● **THE PROBLEM**:
Output all lines exactly, with nothing added or dropped.

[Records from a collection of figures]
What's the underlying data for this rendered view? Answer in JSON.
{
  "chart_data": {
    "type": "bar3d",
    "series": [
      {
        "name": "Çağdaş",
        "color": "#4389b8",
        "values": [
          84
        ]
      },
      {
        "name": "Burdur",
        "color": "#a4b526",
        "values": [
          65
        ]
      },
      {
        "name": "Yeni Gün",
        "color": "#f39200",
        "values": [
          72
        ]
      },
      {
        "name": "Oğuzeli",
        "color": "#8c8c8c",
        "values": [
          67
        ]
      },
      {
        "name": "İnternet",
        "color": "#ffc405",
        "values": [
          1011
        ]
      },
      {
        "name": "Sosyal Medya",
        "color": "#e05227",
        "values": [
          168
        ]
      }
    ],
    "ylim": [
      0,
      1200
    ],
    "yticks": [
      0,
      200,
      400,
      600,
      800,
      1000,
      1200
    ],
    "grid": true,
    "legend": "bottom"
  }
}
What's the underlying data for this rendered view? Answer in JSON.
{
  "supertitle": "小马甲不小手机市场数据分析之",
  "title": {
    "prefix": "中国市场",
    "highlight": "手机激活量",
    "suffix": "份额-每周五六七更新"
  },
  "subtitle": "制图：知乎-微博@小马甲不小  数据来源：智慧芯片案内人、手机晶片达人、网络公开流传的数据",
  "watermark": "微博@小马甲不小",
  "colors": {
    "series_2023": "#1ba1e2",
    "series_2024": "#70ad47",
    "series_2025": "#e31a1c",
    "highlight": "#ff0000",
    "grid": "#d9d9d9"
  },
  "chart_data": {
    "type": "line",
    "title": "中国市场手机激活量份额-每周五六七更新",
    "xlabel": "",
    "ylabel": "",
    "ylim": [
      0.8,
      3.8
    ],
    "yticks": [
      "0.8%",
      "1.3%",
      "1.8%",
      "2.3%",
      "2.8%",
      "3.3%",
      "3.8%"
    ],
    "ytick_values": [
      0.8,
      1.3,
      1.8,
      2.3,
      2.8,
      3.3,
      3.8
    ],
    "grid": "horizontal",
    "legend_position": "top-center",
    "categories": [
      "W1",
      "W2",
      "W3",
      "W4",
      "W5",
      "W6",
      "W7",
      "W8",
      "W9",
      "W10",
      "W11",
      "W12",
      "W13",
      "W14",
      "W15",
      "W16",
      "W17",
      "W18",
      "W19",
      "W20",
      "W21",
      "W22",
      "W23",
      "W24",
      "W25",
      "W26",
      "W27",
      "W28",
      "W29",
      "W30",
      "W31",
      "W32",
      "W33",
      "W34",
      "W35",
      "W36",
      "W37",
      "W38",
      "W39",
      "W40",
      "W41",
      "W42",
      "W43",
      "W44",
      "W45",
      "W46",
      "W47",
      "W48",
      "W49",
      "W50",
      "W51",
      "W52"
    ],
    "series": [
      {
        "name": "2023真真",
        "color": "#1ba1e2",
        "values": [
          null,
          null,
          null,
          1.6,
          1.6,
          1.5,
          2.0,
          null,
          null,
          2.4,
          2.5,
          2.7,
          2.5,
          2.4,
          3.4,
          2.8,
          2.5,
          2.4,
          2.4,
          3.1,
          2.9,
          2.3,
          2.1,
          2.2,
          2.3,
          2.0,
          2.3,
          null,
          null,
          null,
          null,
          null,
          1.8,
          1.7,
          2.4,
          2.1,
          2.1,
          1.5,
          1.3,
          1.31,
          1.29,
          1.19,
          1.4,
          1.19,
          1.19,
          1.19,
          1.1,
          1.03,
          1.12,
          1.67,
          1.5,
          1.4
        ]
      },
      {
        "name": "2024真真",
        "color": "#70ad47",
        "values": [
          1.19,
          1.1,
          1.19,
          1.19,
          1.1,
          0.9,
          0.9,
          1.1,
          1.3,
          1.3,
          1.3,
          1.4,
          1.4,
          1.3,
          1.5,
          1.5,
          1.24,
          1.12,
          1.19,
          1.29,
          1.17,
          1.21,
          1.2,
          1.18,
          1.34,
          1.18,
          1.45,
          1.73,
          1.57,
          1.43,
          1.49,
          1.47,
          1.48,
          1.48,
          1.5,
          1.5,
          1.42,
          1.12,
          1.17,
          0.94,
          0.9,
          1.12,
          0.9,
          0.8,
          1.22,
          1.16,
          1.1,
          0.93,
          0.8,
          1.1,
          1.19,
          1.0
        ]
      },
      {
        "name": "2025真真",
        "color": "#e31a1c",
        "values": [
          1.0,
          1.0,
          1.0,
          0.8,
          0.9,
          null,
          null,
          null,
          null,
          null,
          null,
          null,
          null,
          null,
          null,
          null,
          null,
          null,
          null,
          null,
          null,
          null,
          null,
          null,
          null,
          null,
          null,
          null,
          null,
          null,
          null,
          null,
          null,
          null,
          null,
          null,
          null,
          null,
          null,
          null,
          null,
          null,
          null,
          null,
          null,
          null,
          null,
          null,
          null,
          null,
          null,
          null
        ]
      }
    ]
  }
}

● **FINAL RESULT**:
What's the underlying data for this rendered view? Answer in JSON.
{
  "chart_data": {
    "type": "bar3d",
    "series": [
      {
        "name": "Çağdaş",
        "color": "#4389b8",
        "values": [
          84
        ]
      },
      {
        "name": "Burdur",
        "color": "#a4b526",
        "values": [
          65
        ]
      },
      {
        "name": "Yeni Gün",
        "color": "#f39200",
        "values": [
          72
        ]
      },
      {
        "name": "Oğuzeli",
        "color": "#8c8c8c",
        "values": [
          67
        ]
      },
      {
        "name": "İnternet",
        "color": "#ffc405",
        "values": [
          1011
        ]
      },
      {
        "name": "Sosyal Medya",
        "color": "#e05227",
        "values": [
          168
        ]
      }
    ],
    "ylim": [
      0,
      1200
    ],
    "yticks": [
      0,
      200,
      400,
      600,
      800,
      1000,
      1200
    ],
    "grid": true,
    "legend": "bottom"
  }
}
What's the underlying data for this rendered view? Answer in JSON.
{
  "supertitle": "小马甲不小手机市场数据分析之",
  "title": {
    "prefix": "中国市场",
    "highlight": "手机激活量",
    "suffix": "份额-每周五六七更新"
  },
  "subtitle": "制图：知乎-微博@小马甲不小  数据来源：智慧芯片案内人、手机晶片达人、网络公开流传的数据",
  "watermark": "微博@小马甲不小",
  "colors": {
    "series_2023": "#1ba1e2",
    "series_2024": "#70ad47",
    "series_2025": "#e31a1c",
    "highlight": "#ff0000",
    "grid": "#d9d9d9"
  },
  "chart_data": {
    "type": "line",
    "title": "中国市场手机激活量份额-每周五六七更新",
    "xlabel": "",
    "ylabel": "",
    "ylim": [
      0.8,
      3.8
    ],
    "yticks": [
      "0.8%",
      "1.3%",
      "1.8%",
      "2.3%",
      "2.8%",
      "3.3%",
      "3.8%"
    ],
    "ytick_values": [
      0.8,
      1.3,
      1.8,
      2.3,
      2.8,
      3.3,
      3.8
    ],
    "grid": "horizontal",
    "legend_position": "top-center",
    "categories": [
      "W1",
      "W2",
      "W3",
      "W4",
      "W5",
      "W6",
      "W7",
      "W8",
      "W9",
      "W10",
      "W11",
      "W12",
      "W13",
      "W14",
      "W15",
      "W16",
      "W17",
      "W18",
      "W19",
      "W20",
      "W21",
      "W22",
      "W23",
      "W24",
      "W25",
      "W26",
      "W27",
      "W28",
      "W29",
      "W30",
      "W31",
      "W32",
      "W33",
      "W34",
      "W35",
      "W36",
      "W37",
      "W38",
      "W39",
      "W40",
      "W41",
      "W42",
      "W43",
      "W44",
      "W45",
      "W46",
      "W47",
      "W48",
      "W49",
      "W50",
      "W51",
      "W52"
    ],
    "series": [
      {
        "name": "2023真真",
        "color": "#1ba1e2",
        "values": [
          null,
          null,
          null,
          1.6,
          1.6,
          1.5,
          2.0,
          null,
          null,
          2.4,
          2.5,
          2.7,
          2.5,
          2.4,
          3.4,
          2.8,
          2.5,
          2.4,
          2.4,
          3.1,
          2.9,
          2.3,
          2.1,
          2.2,
          2.3,
          2.0,
          2.3,
          null,
          null,
          null,
          null,
          null,
          1.8,
          1.7,
          2.4,
          2.1,
          2.1,
          1.5,
          1.3,
          1.31,
          1.29,
          1.19,
          1.4,
          1.19,
          1.19,
          1.19,
          1.1,
          1.03,
          1.12,
          1.67,
          1.5,
          1.4
        ]
      },
      {
        "name": "2024真真",
        "color": "#70ad47",
        "values": [
          1.19,
          1.1,
          1.19,
          1.19,
          1.1,
          0.9,
          0.9,
          1.1,
          1.3,
          1.3,
          1.3,
          1.4,
          1.4,
          1.3,
          1.5,
          1.5,
          1.24,
          1.12,
          1.19,
          1.29,
          1.17,
          1.21,
          1.2,
          1.18,
          1.34,
          1.18,
          1.45,
          1.73,
          1.57,
          1.43,
          1.49,
          1.47,
          1.48,
          1.48,
          1.5,
          1.5,
          1.42,
          1.12,
          1.17,
          0.94,
          0.9,
          1.12,
          0.9,
          0.8,
          1.22,
          1.16,
          1.1,
          0.93,
          0.8,
          1.1,
          1.19,
          1.0
        ]
      },
      {
        "name": "2025真真",
        "color": "#e31a1c",
        "values": [
          1.0,
          1.0,
          1.0,
          0.8,
          0.9,
          null,
          null,
          null,
          null,
          null,
          null,
          null,
          null,
          null,
          null,
          null,
          null,
          null,
          null,
          null,
          null,
          null,
          null,
          null,
          null,
          null,
          null,
          null,
          null,
          null,
          null,
          null,
          null,
          null,
          null,
          null,
          null,
          null,
          null,
          null,
          null,
          null,
          null,
          null,
          null,
          null,
          null,
          null,
          null,
          null,
          null,
          null
        ]
      }
    ]
  }
}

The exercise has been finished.